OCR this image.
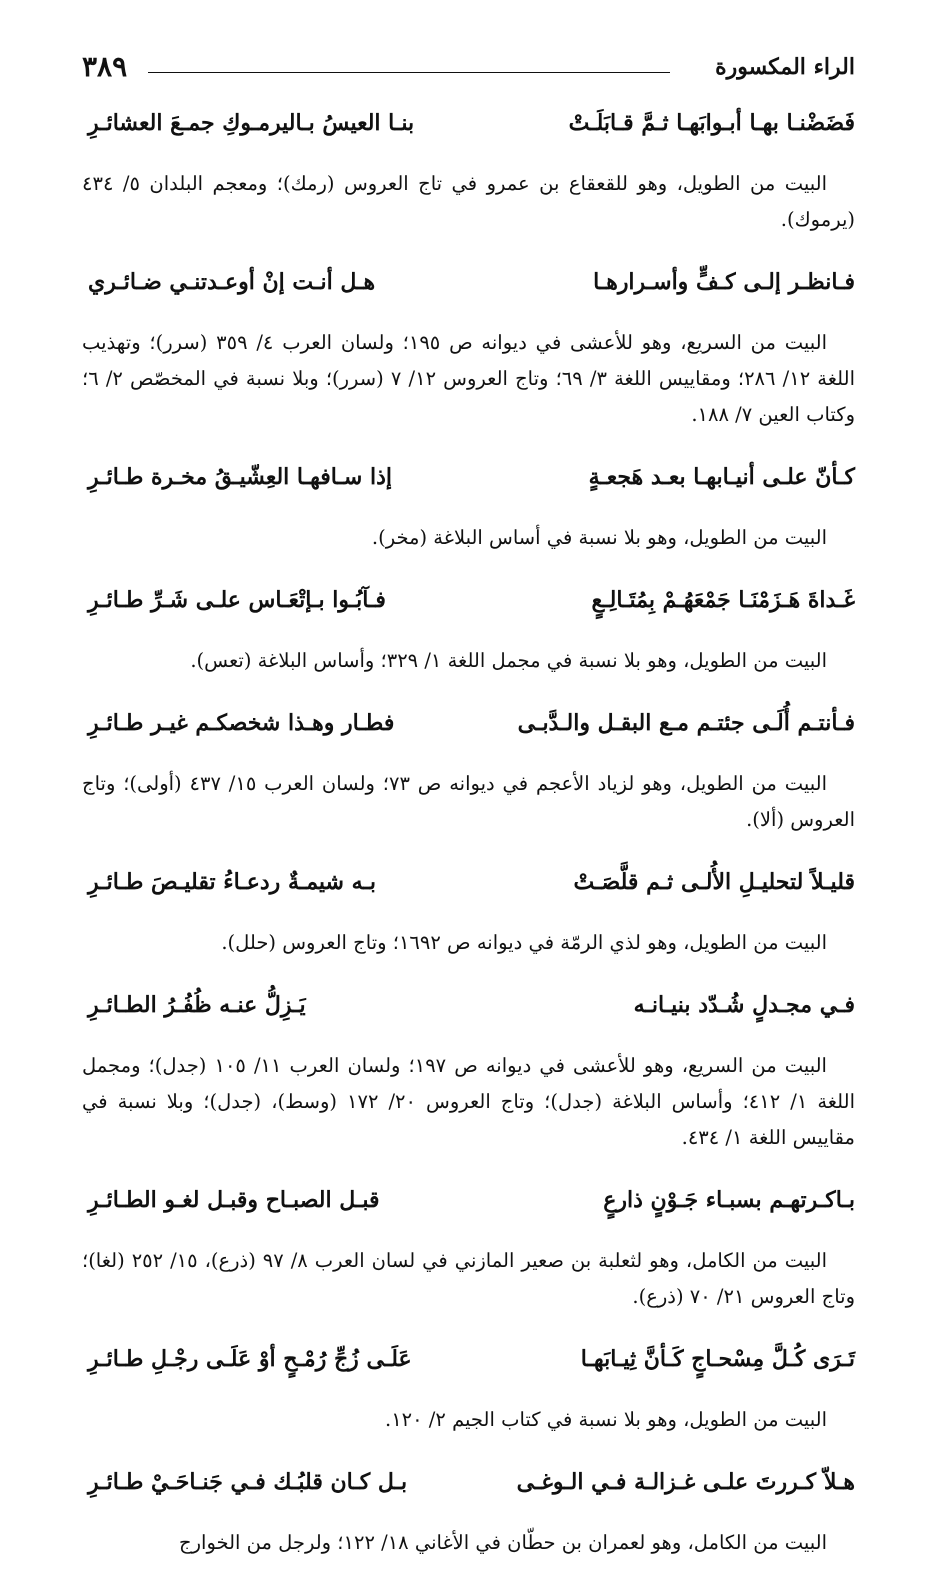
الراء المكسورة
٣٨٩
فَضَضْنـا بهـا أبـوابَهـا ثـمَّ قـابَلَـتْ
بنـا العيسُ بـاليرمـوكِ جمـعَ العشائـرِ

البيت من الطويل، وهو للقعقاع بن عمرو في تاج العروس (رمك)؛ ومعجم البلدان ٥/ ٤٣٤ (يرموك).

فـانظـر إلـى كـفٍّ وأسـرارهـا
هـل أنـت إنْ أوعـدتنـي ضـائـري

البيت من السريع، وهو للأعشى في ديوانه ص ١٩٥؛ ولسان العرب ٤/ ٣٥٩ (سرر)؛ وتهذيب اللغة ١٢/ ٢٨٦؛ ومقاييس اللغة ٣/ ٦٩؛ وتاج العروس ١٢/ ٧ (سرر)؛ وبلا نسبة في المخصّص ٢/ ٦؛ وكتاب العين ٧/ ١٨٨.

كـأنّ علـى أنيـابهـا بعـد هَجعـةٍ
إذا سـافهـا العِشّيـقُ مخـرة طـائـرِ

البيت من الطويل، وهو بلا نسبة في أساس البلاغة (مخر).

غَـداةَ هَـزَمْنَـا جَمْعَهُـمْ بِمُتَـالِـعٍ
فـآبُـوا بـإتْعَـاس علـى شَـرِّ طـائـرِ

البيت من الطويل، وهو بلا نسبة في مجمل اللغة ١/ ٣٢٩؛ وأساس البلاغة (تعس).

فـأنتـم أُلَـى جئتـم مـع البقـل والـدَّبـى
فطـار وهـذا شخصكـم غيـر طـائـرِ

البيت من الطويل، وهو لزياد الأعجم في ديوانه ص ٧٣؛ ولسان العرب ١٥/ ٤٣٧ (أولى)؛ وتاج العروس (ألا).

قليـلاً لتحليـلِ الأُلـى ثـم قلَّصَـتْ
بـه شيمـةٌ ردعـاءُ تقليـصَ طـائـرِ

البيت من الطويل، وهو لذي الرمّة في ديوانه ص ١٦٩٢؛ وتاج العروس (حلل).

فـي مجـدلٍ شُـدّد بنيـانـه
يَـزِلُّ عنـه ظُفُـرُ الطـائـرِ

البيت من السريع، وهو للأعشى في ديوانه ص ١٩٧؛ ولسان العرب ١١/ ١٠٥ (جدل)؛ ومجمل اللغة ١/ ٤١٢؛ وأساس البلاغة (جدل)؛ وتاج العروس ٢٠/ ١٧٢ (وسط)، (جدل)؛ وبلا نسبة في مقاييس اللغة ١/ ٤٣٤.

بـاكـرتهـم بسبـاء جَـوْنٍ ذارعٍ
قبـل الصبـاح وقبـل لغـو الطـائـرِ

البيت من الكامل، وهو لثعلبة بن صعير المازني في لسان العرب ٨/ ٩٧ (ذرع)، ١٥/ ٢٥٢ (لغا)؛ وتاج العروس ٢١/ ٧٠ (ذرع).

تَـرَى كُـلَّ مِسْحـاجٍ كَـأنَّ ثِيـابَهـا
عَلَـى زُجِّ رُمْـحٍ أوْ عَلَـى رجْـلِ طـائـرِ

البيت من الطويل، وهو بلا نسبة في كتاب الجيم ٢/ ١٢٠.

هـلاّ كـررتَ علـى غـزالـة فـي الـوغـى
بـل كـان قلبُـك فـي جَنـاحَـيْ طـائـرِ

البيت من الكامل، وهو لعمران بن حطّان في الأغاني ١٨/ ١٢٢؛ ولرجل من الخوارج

☆ ☆ ☆ ☆ ☆

Brief: Return each line of the data, keeping its wording exact and omitting pictures.

Response to this task:
OCR this image.
الراء المكسورة
٣٨٩
فَضَضْنـا بهـا أبـوابَهـا ثـمَّ قـابَلَـتْ
بنـا العيسُ بـاليرمـوكِ جمـعَ العشائـرِ

البيت من الطويل، وهو للقعقاع بن عمرو في تاج العروس (رمك)؛ ومعجم البلدان ٥/ ٤٣٤ (يرموك).

فـانظـر إلـى كـفٍّ وأسـرارهـا
هـل أنـت إنْ أوعـدتنـي ضـائـري

البيت من السريع، وهو للأعشى في ديوانه ص ١٩٥؛ ولسان العرب ٤/ ٣٥٩ (سرر)؛ وتهذيب اللغة ١٢/ ٢٨٦؛ ومقاييس اللغة ٣/ ٦٩؛ وتاج العروس ١٢/ ٧ (سرر)؛ وبلا نسبة في المخصّص ٢/ ٦؛ وكتاب العين ٧/ ١٨٨.

كـأنّ علـى أنيـابهـا بعـد هَجعـةٍ
إذا سـافهـا العِشّيـقُ مخـرة طـائـرِ

البيت من الطويل، وهو بلا نسبة في أساس البلاغة (مخر).

غَـداةَ هَـزَمْنَـا جَمْعَهُـمْ بِمُتَـالِـعٍ
فـآبُـوا بـإتْعَـاس علـى شَـرِّ طـائـرِ

البيت من الطويل، وهو بلا نسبة في مجمل اللغة ١/ ٣٢٩؛ وأساس البلاغة (تعس).

فـأنتـم أُلَـى جئتـم مـع البقـل والـدَّبـى
فطـار وهـذا شخصكـم غيـر طـائـرِ

البيت من الطويل، وهو لزياد الأعجم في ديوانه ص ٧٣؛ ولسان العرب ١٥/ ٤٣٧ (أولى)؛ وتاج العروس (ألا).

قليـلاً لتحليـلِ الأُلـى ثـم قلَّصَـتْ
بـه شيمـةٌ ردعـاءُ تقليـصَ طـائـرِ

البيت من الطويل، وهو لذي الرمّة في ديوانه ص ١٦٩٢؛ وتاج العروس (حلل).

فـي مجـدلٍ شُـدّد بنيـانـه
يَـزِلُّ عنـه ظُفُـرُ الطـائـرِ

البيت من السريع، وهو للأعشى في ديوانه ص ١٩٧؛ ولسان العرب ١١/ ١٠٥ (جدل)؛ ومجمل اللغة ١/ ٤١٢؛ وأساس البلاغة (جدل)؛ وتاج العروس ٢٠/ ١٧٢ (وسط)، (جدل)؛ وبلا نسبة في مقاييس اللغة ١/ ٤٣٤.

بـاكـرتهـم بسبـاء جَـوْنٍ ذارعٍ
قبـل الصبـاح وقبـل لغـو الطـائـرِ

البيت من الكامل، وهو لثعلبة بن صعير المازني في لسان العرب ٨/ ٩٧ (ذرع)، ١٥/ ٢٥٢ (لغا)؛ وتاج العروس ٢١/ ٧٠ (ذرع).

تَـرَى كُـلَّ مِسْحـاجٍ كَـأنَّ ثِيـابَهـا
عَلَـى زُجِّ رُمْـحٍ أوْ عَلَـى رجْـلِ طـائـرِ

البيت من الطويل، وهو بلا نسبة في كتاب الجيم ٢/ ١٢٠.

هـلاّ كـررتَ علـى غـزالـة فـي الـوغـى
بـل كـان قلبُـك فـي جَنـاحَـيْ طـائـرِ

البيت من الكامل، وهو لعمران بن حطّان في الأغاني ١٨/ ١٢٢؛ ولرجل من الخوارج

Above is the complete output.